[练习任务]:
#1 按原文所述,db.user.deleteOne({ "age" : 2828}) 执行的策略是什么?
#2 照录原文中从“(2)执行删除动作exec->execu”起到“PlanStage* child)”为止的这一段。

[原文段落]:
* * *

在mongodb中,deleteOne和deleteMany是两种不同的删除操作,主要区别在于删除的文档数量和操作行为,deleteOne删除第一个匹配查询条件的文档(即使有多个文档匹配,也只删一个),deleteMany()功能:删除所有匹配查询条件的文档。
db.user.deleteOne({ "age" : 2828})的explain()输出结果如下,deleteOne执行的策略是DELETE>FETCH>IXSCAN,先按照FETCH>IXSCAN读取数据,再根据DELETE删除。
命令deleteOne类是mongo/db/ops/write_ops_exec.cpp中,performSingleDeleteOp是该接口最核心:(1)获取delete执行器并运行getExecutorDelete,db.user.deleteOne({ "age" : 2828}),deleteOne执行的策略是DELETE>FETCH>IXSCAN,前面文章已经解析这个步骤。

(2)执行删除动作exec->executePlan(),先按照FETCH>IXSCAN读取数据,再根据DELETE删除。
策略DELETE>FETCH>IXSCAN分别对应文件mongo/db/exec/delete.cpp,mongo/db/exec/fetch.cpp,mongo/db/exec/index_scan.cpp。
mongo/db/exec/delete.cpp构建DeleteStage策略如下:
cpp
const char* DeleteStage::kStageType = "DELETE";
DeleteStage::DeleteStage(OperationContext* opCtx,
std::unique_ptr<DeleteStageParams> params,
WorkingSet* ws,
Collection* collection,
PlanStage* child)
: RequiresMutableCollectionStage(kStageType, opCtx, collection),
_params(std::move(params)),
_ws(ws),
_idRetrying(WorkingSet::INVALID_ID),
_idReturning(WorkingSet::INVALID_ID) {
_children.emplace_back(child);
}
mongo/db/exec/fetch.cpp构建FetchStage策略如下:
cpp
// static
const char* FetchStage::kStageType = "FETCH";
FetchStage::FetchStage(OperationContext* opCtx,
WorkingSet* ws,
std::unique_ptr<PlanStage> child,
const MatchExpression* filter,
const Collection* collection)

* * *

[给定数据]:
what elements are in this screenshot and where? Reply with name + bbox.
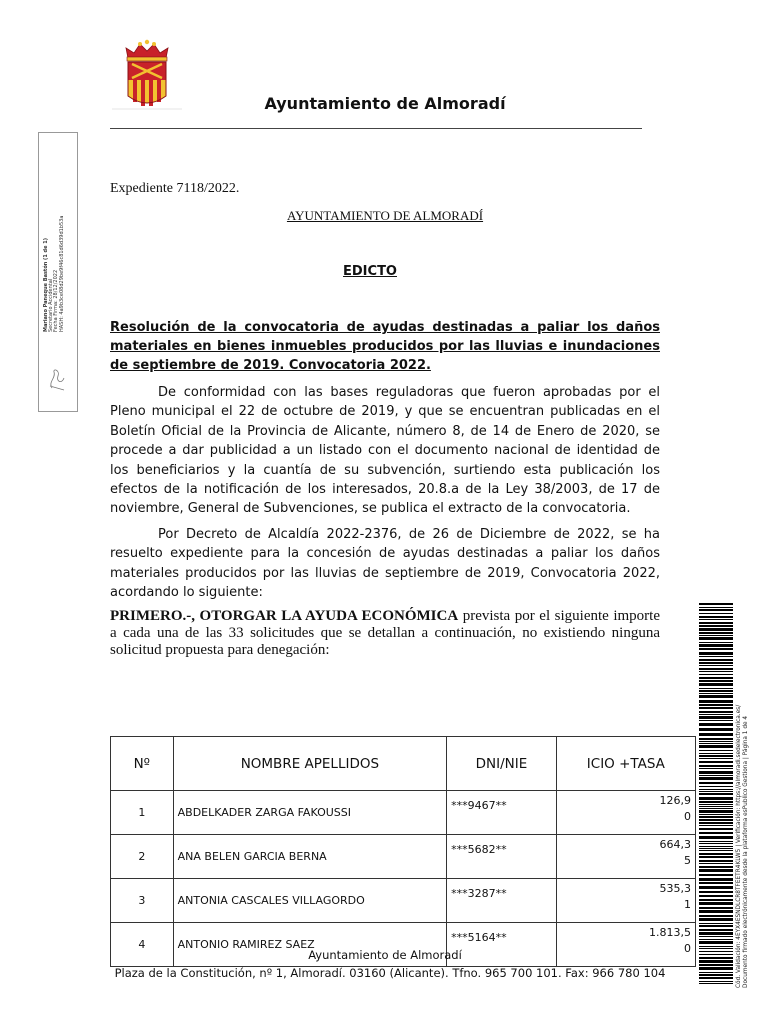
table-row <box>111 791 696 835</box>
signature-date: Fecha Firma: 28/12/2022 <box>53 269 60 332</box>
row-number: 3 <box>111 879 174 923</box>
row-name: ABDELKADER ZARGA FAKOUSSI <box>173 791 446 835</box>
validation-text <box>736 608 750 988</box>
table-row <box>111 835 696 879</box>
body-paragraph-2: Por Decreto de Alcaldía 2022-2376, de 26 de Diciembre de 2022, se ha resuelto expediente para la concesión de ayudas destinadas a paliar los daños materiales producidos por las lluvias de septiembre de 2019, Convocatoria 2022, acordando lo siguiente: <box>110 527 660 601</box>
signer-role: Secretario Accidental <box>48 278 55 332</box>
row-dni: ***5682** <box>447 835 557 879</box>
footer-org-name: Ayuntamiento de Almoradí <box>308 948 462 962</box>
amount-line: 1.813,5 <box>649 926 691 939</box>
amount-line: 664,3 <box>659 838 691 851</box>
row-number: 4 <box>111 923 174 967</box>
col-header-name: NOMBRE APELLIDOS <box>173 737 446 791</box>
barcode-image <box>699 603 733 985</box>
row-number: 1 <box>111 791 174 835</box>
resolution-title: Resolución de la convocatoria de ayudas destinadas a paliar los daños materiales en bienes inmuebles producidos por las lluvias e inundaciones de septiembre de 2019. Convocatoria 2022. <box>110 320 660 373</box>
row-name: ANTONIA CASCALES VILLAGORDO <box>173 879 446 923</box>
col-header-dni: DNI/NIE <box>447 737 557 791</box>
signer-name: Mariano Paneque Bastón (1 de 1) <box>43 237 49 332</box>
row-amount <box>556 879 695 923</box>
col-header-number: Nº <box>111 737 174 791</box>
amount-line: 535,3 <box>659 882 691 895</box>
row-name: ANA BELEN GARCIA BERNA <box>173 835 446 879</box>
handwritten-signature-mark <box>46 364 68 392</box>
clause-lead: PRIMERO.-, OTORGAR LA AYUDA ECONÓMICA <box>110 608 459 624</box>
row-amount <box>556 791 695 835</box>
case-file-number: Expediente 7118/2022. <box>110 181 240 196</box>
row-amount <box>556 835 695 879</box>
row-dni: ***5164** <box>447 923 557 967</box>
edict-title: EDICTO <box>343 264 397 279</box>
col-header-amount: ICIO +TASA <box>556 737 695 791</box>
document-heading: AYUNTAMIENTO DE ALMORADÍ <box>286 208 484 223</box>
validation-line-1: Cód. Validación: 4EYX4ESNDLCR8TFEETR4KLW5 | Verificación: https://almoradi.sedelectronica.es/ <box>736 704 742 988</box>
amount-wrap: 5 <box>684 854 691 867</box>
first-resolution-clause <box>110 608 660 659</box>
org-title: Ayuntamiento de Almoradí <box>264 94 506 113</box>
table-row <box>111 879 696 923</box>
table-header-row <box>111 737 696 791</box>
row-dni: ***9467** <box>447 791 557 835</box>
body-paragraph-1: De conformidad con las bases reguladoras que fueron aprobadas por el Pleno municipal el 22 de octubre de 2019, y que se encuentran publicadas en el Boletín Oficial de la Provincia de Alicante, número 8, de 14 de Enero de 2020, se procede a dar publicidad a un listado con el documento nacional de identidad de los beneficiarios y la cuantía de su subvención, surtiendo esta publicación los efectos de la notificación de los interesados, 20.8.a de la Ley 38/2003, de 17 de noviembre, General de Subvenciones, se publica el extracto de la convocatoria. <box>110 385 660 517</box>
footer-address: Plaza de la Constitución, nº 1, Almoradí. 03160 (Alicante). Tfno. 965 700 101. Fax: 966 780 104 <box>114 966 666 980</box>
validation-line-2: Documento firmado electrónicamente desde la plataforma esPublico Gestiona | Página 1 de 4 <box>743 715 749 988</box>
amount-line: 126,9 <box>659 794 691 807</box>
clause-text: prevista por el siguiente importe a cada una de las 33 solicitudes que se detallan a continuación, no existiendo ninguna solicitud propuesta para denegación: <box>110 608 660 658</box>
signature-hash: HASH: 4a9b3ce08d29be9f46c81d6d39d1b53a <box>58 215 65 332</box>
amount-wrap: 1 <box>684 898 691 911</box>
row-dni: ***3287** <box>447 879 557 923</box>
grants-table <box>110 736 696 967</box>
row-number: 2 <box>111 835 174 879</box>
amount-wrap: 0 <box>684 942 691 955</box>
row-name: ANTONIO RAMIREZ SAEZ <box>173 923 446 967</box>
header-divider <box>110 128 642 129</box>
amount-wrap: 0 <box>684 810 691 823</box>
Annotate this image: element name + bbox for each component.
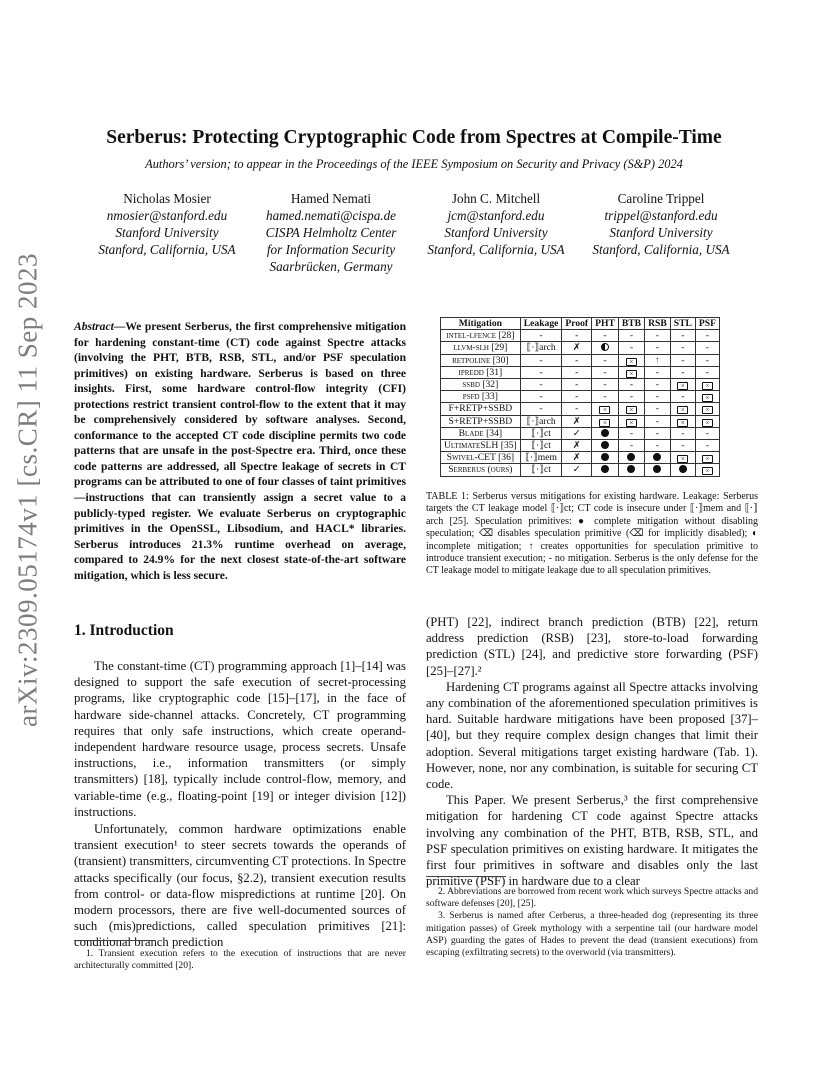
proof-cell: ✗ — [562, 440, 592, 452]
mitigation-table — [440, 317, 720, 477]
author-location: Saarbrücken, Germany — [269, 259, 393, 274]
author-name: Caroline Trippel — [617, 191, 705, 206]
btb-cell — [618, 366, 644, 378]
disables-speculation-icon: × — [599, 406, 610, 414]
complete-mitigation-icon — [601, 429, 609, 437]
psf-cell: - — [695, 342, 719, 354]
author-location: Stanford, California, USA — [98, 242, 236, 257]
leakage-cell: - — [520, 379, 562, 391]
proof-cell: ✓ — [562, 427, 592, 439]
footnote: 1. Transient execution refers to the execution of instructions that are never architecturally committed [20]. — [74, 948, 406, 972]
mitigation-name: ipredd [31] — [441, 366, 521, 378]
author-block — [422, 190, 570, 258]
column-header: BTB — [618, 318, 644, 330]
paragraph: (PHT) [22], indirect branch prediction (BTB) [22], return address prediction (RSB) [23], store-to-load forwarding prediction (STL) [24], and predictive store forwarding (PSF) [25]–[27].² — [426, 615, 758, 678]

* * *

[练习结果]:
#1 DELETE>FETCH>IXSCAN

#2
(2)执行删除动作exec->executePlan(),先按照FETCH>IXSCAN读取数据,再根据DELETE删除。
策略DELETE>FETCH>IXSCAN分别对应文件mongo/db/exec/delete.cpp,mongo/db/exec/fetch.cpp,mongo/db/exec/index_scan.cpp。
mongo/db/exec/delete.cpp构建DeleteStage策略如下:
cpp
const char* DeleteStage::kStageType = "DELETE";
DeleteStage::DeleteStage(OperationContext* opCtx,
std::unique_ptr<DeleteStageParams> params,
WorkingSet* ws,
Collection* collection,
PlanStage* child)